DATA EXTRACT -
-=-=-

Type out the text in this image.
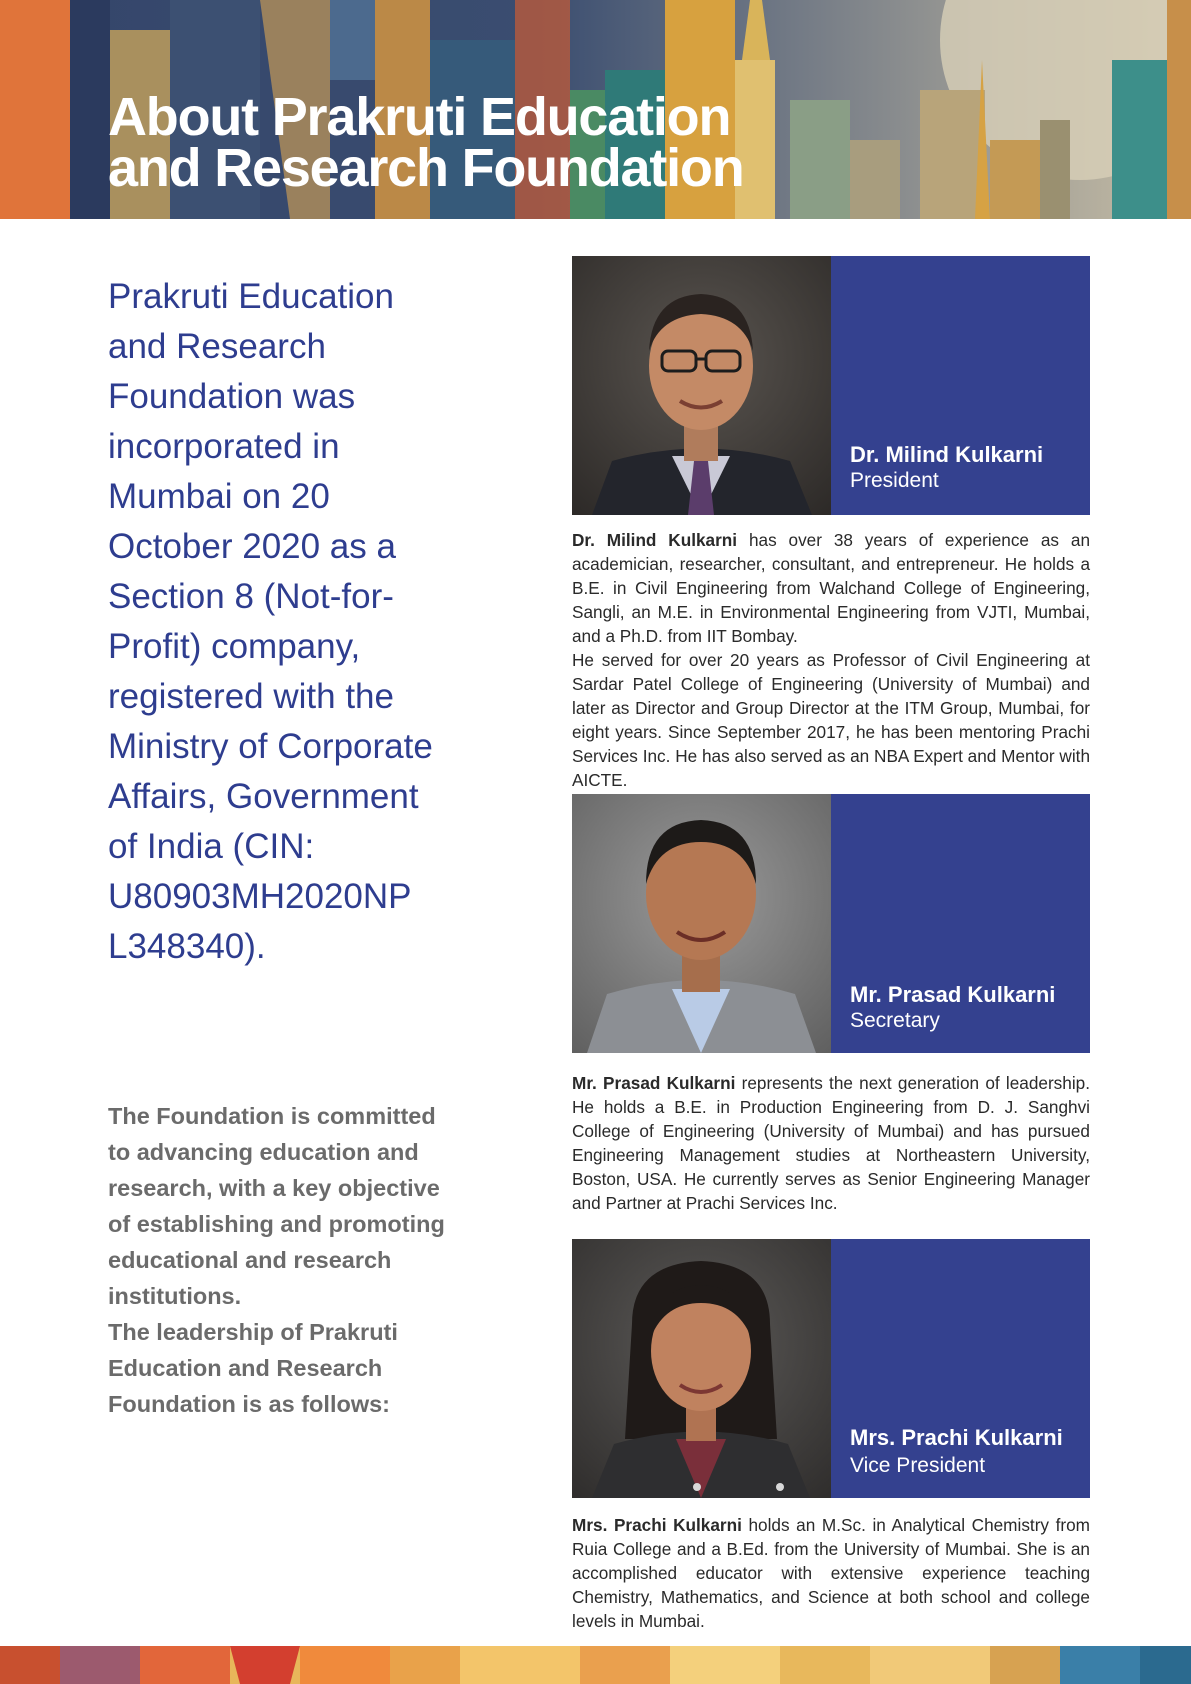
About Prakruti Education
and Research Foundation

Prakruti Education and Research Foundation was incorporated in Mumbai on 20 October 2020 as a Section 8 (Not-for-Profit) company, registered with the Ministry of Corporate Affairs, Government of India (CIN: U80903MH2020NP L348340).

The Foundation is committed to advancing education and research, with a key objective of establishing and promoting educational and research institutions.

The leadership of Prakruti Education and Research Foundation is as follows:

Dr. Milind Kulkarni
President

Dr. Milind Kulkarni has over 38 years of experience as an academician, researcher, consultant, and entrepreneur. He holds a B.E. in Civil Engineering from Walchand College of Engineering, Sangli, an M.E. in Environmental Engineering from VJTI, Mumbai, and a Ph.D. from IIT Bombay.

He served for over 20 years as Professor of Civil Engineering at Sardar Patel College of Engineering (University of Mumbai) and later as Director and Group Director at the ITM Group, Mumbai, for eight years. Since September 2017, he has been mentoring Prachi Services Inc. He has also served as an NBA Expert and Mentor with AICTE.

Mr. Prasad Kulkarni
Secretary

Mr. Prasad Kulkarni represents the next generation of leadership. He holds a B.E. in Production Engineering from D. J. Sanghvi College of Engineering (University of Mumbai) and has pursued Engineering Management studies at Northeastern University, Boston, USA. He currently serves as Senior Engineering Manager and Partner at Prachi Services Inc.

Mrs. Prachi Kulkarni
Vice President

Mrs. Prachi Kulkarni holds an M.Sc. in Analytical Chemistry from Ruia College and a B.Ed. from the University of Mumbai. She is an accomplished educator with extensive experience teaching Chemistry, Mathematics, and Science at both school and college levels in Mumbai.
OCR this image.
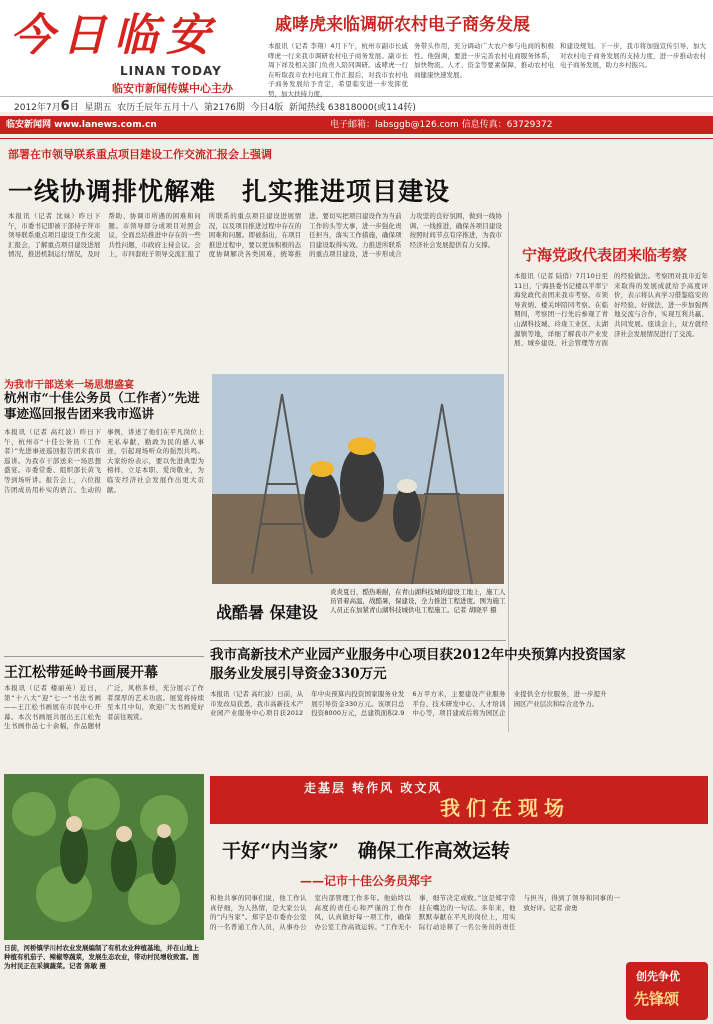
今日临安
LINAN TODAY
临安市新闻传媒中心主办
2012年7月6日 星期五 农历壬辰年五月十八 第2176期 今日4版 新闻热线 63818000(或114转)
临安新闻网 www.lanews.com.cn	电子邮箱：labsggb@126.com 信息传真：63729372
戚哮虎来临调研农村电子商务发展
本报讯（记者 李翔）4月下午，杭州市副市长戚哮虎一行来我市调研农村电子商务发展。副市长周下祥及相关部门负责人陪同调研。戚哮虎一行在听取我市农村电商工作汇报后，对我市农村电子商务发展给予肯定，希望临安进一步发挥优势，加大扶持力度，
务带头作用，充分调动广大农户参与电商的积极性。他强调，要进一步完善农村电商服务体系，加快物流、人才、资金等要素保障，推动农村电商健康快速发展。
和建设规划。下一步，我市将加强宣传引导，加大对农村电子商务发展的支持力度，进一步推动农村电子商务发展，助力乡村振兴。
部署在市领导联系重点项目建设工作交流汇报会上强调
一线协调排忧解难　扎实推进项目建设
本报讯（记者 沈妹）昨日下午，市委书记即被干部持子拜市领导联系重点项目建设工作交流汇报会，了解重点项目建设进展情况，推进机制运行情况，及时帮助、协调市所遇的困难和问题。市领导即分成项目对照会议，全面总结推进中存在的一些共性问题，市政府主持会议。会上，市四套班子领导交流汇报了所联系的重点项目建设进展情况，以及项目推进过程中存在的困难和问题。即被指出，在项目推进过程中，要以更加积极的态度协调解决各类困难，统筹推进。要切实把项目建设作为当前工作的头等大事，进一步强化责任担当，落实工作措施，确保项目建设取得实效。力推进所联系的重点项目建设，进一步形成合力攻坚的良好氛围，做到一线协调、一线推进，确保各项目建设按照时间节点有序推进，为我市经济社会发展提供有力支撑。
宁海党政代表团来临考察
本报讯（记者 陆俏）7月10日至11日，宁海县委书记楼以平率宁海党政代表团来我市考察。市领导黄炳、楼关坤陪同考察。在临期间，考察团一行先后参观了青山湖科技城、玲珑工业区、太湖源镇等地，详细了解我市产业发展、城乡建设、社会管理等方面的经验做法。考察团对我市近年来取得的发展成就给予高度评价，表示将认真学习借鉴临安的好经验、好做法，进一步加强两地交流与合作，实现互利共赢、共同发展。座谈会上，双方就经济社会发展情况进行了交流。
为我市干部送来一场思想盛宴
杭州市“十佳公务员（工作者）”先进事迹巡回报告团来我市巡讲
本报讯（记者 高红波）昨日下午，杭州市“十佳公务员（工作者）”先进事迹巡回报告团来我市巡讲。为我市干部送来一场思想盛宴。市委常委、组织部长黄飞等到场听讲。报告会上，六位报告团成员用朴实的语言、生动的事例，讲述了他们在平凡岗位上无私奉献、勤政为民的感人事迹，引起现场听众的强烈共鸣。大家纷纷表示，要以先进典型为榜样，立足本职、爱岗敬业，为临安经济社会发展作出更大贡献。
战酷暑 保建设
炎炎夏日，酷热难耐，在青山湖科技城的建设工地上，施工人员冒着高温，战酷暑，保建设，全力推进工程进度。图为施工人员正在加紧青山湖科技城供电工程施工。记者 胡晓平 摄
我市高新技术产业园产业服务中心项目获2012年中央预算内投资国家服务业发展引导资金330万元
本报讯（记者 高红波）日前，从市发改局获悉，我市高新技术产业园产业服务中心项目获2012年中央预算内投资国家服务业发展引导资金330万元。该项目总投资8000万元，总建筑面积2.96万平方米，主要建设产业服务平台、技术研发中心、人才培训中心等，项目建成后将为园区企业提供全方位服务，进一步提升园区产业层次和综合竞争力。
王江松带延岭书画展开幕
本报讯（记者 楼丽英）近日，第“十八大”迎“七一”书法书画——王江松书画展在市民中心开幕。本次书画展共展出王江松先生书画作品七十余幅，作品题材广泛，风格多样，充分展示了作者深厚的艺术功底。展览将持续至本月中旬，欢迎广大书画爱好者前往观赏。
日前，河桥镇学川村农业发展编制了有机农业种植基地，并在山地上种植有机茄子、辣椒等蔬菜，发展生态农业，带动村民增收致富。图为村民正在采摘蔬菜。记者 陈敏 摄
走基层 转作风 改文风
我们在现场
干好“内当家”　确保工作高效运转
——记市十佳公务员郑宇
和他共事的同事们说，他工作认真仔细，为人热情，是大家公认的“内当家”。郑宇是市委办公室的一名普通工作人员，从事办公室内部管理工作多年。他始终以高度的责任心和严谨的工作作风，认真做好每一项工作，确保办公室工作高效运转。“工作无小事，细节决定成败。”这是郑宇常挂在嘴边的一句话。多年来，他默默奉献在平凡的岗位上，用实际行动诠释了一名公务员的责任与担当，得到了领导和同事的一致好评。记者 俞勇
创先争优
先锋颂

-=-=-

TASK TO CARRY OUT - Can the entries above be repeated exactly, without their pictures?

EXERCISE RESULT -
Type out the text in this image.
About Prakruti Education
and Research Foundation

Prakruti Education and Research Foundation was incorporated in Mumbai on 20 October 2020 as a Section 8 (Not-for-Profit) company, registered with the Ministry of Corporate Affairs, Government of India (CIN: U80903MH2020NP L348340).

The Foundation is committed to advancing education and research, with a key objective of establishing and promoting educational and research institutions.

The leadership of Prakruti Education and Research Foundation is as follows:

Dr. Milind Kulkarni
President

Dr. Milind Kulkarni has over 38 years of experience as an academician, researcher, consultant, and entrepreneur. He holds a B.E. in Civil Engineering from Walchand College of Engineering, Sangli, an M.E. in Environmental Engineering from VJTI, Mumbai, and a Ph.D. from IIT Bombay.

He served for over 20 years as Professor of Civil Engineering at Sardar Patel College of Engineering (University of Mumbai) and later as Director and Group Director at the ITM Group, Mumbai, for eight years. Since September 2017, he has been mentoring Prachi Services Inc. He has also served as an NBA Expert and Mentor with AICTE.

Mr. Prasad Kulkarni
Secretary

Mr. Prasad Kulkarni represents the next generation of leadership. He holds a B.E. in Production Engineering from D. J. Sanghvi College of Engineering (University of Mumbai) and has pursued Engineering Management studies at Northeastern University, Boston, USA. He currently serves as Senior Engineering Manager and Partner at Prachi Services Inc.

Mrs. Prachi Kulkarni
Vice President

Mrs. Prachi Kulkarni holds an M.Sc. in Analytical Chemistry from Ruia College and a B.Ed. from the University of Mumbai. She is an accomplished educator with extensive experience teaching Chemistry, Mathematics, and Science at both school and college levels in Mumbai.
OCR this image.
今日临安
LINAN TODAY
临安市新闻传媒中心主办
2012年7月6日 星期五 农历壬辰年五月十八 第2176期 今日4版 新闻热线 63818000(或114转)
临安新闻网 www.lanews.com.cn	电子邮箱：labsggb@126.com 信息传真：63729372
戚哮虎来临调研农村电子商务发展
本报讯（记者 李翔）4月下午，杭州市副市长戚哮虎一行来我市调研农村电子商务发展。副市长周下祥及相关部门负责人陪同调研。戚哮虎一行在听取我市农村电商工作汇报后，对我市农村电子商务发展给予肯定，希望临安进一步发挥优势，加大扶持力度，
务带头作用，充分调动广大农户参与电商的积极性。他强调，要进一步完善农村电商服务体系，加快物流、人才、资金等要素保障，推动农村电商健康快速发展。
和建设规划。下一步，我市将加强宣传引导，加大对农村电子商务发展的支持力度，进一步推动农村电子商务发展，助力乡村振兴。
部署在市领导联系重点项目建设工作交流汇报会上强调
一线协调排忧解难　扎实推进项目建设
本报讯（记者 沈妹）昨日下午，市委书记即被干部持子拜市领导联系重点项目建设工作交流汇报会，了解重点项目建设进展情况，推进机制运行情况，及时帮助、协调市所遇的困难和问题。市领导即分成项目对照会议，全面总结推进中存在的一些共性问题，市政府主持会议。会上，市四套班子领导交流汇报了所联系的重点项目建设进展情况，以及项目推进过程中存在的困难和问题。即被指出，在项目推进过程中，要以更加积极的态度协调解决各类困难，统筹推进。要切实把项目建设作为当前工作的头等大事，进一步强化责任担当，落实工作措施，确保项目建设取得实效。力推进所联系的重点项目建设，进一步形成合力攻坚的良好氛围，做到一线协调、一线推进，确保各项目建设按照时间节点有序推进，为我市经济社会发展提供有力支撑。
宁海党政代表团来临考察
本报讯（记者 陆俏）7月10日至11日，宁海县委书记楼以平率宁海党政代表团来我市考察。市领导黄炳、楼关坤陪同考察。在临期间，考察团一行先后参观了青山湖科技城、玲珑工业区、太湖源镇等地，详细了解我市产业发展、城乡建设、社会管理等方面的经验做法。考察团对我市近年来取得的发展成就给予高度评价，表示将认真学习借鉴临安的好经验、好做法，进一步加强两地交流与合作，实现互利共赢、共同发展。座谈会上，双方就经济社会发展情况进行了交流。
为我市干部送来一场思想盛宴
杭州市“十佳公务员（工作者）”先进事迹巡回报告团来我市巡讲
本报讯（记者 高红波）昨日下午，杭州市“十佳公务员（工作者）”先进事迹巡回报告团来我市巡讲。为我市干部送来一场思想盛宴。市委常委、组织部长黄飞等到场听讲。报告会上，六位报告团成员用朴实的语言、生动的事例，讲述了他们在平凡岗位上无私奉献、勤政为民的感人事迹，引起现场听众的强烈共鸣。大家纷纷表示，要以先进典型为榜样，立足本职、爱岗敬业，为临安经济社会发展作出更大贡献。
战酷暑 保建设
炎炎夏日，酷热难耐，在青山湖科技城的建设工地上，施工人员冒着高温，战酷暑，保建设，全力推进工程进度。图为施工人员正在加紧青山湖科技城供电工程施工。记者 胡晓平 摄
我市高新技术产业园产业服务中心项目获2012年中央预算内投资国家服务业发展引导资金330万元
本报讯（记者 高红波）日前，从市发改局获悉，我市高新技术产业园产业服务中心项目获2012年中央预算内投资国家服务业发展引导资金330万元。该项目总投资8000万元，总建筑面积2.96万平方米，主要建设产业服务平台、技术研发中心、人才培训中心等，项目建成后将为园区企业提供全方位服务，进一步提升园区产业层次和综合竞争力。
王江松带延岭书画展开幕
本报讯（记者 楼丽英）近日，第“十八大”迎“七一”书法书画——王江松书画展在市民中心开幕。本次书画展共展出王江松先生书画作品七十余幅，作品题材广泛，风格多样，充分展示了作者深厚的艺术功底。展览将持续至本月中旬，欢迎广大书画爱好者前往观赏。
日前，河桥镇学川村农业发展编制了有机农业种植基地，并在山地上种植有机茄子、辣椒等蔬菜，发展生态农业，带动村民增收致富。图为村民正在采摘蔬菜。记者 陈敏 摄
走基层 转作风 改文风
我们在现场
干好“内当家”　确保工作高效运转
——记市十佳公务员郑宇
和他共事的同事们说，他工作认真仔细，为人热情，是大家公认的“内当家”。郑宇是市委办公室的一名普通工作人员，从事办公室内部管理工作多年。他始终以高度的责任心和严谨的工作作风，认真做好每一项工作，确保办公室工作高效运转。“工作无小事，细节决定成败。”这是郑宇常挂在嘴边的一句话。多年来，他默默奉献在平凡的岗位上，用实际行动诠释了一名公务员的责任与担当，得到了领导和同事的一致好评。记者 俞勇
创先争优
先锋颂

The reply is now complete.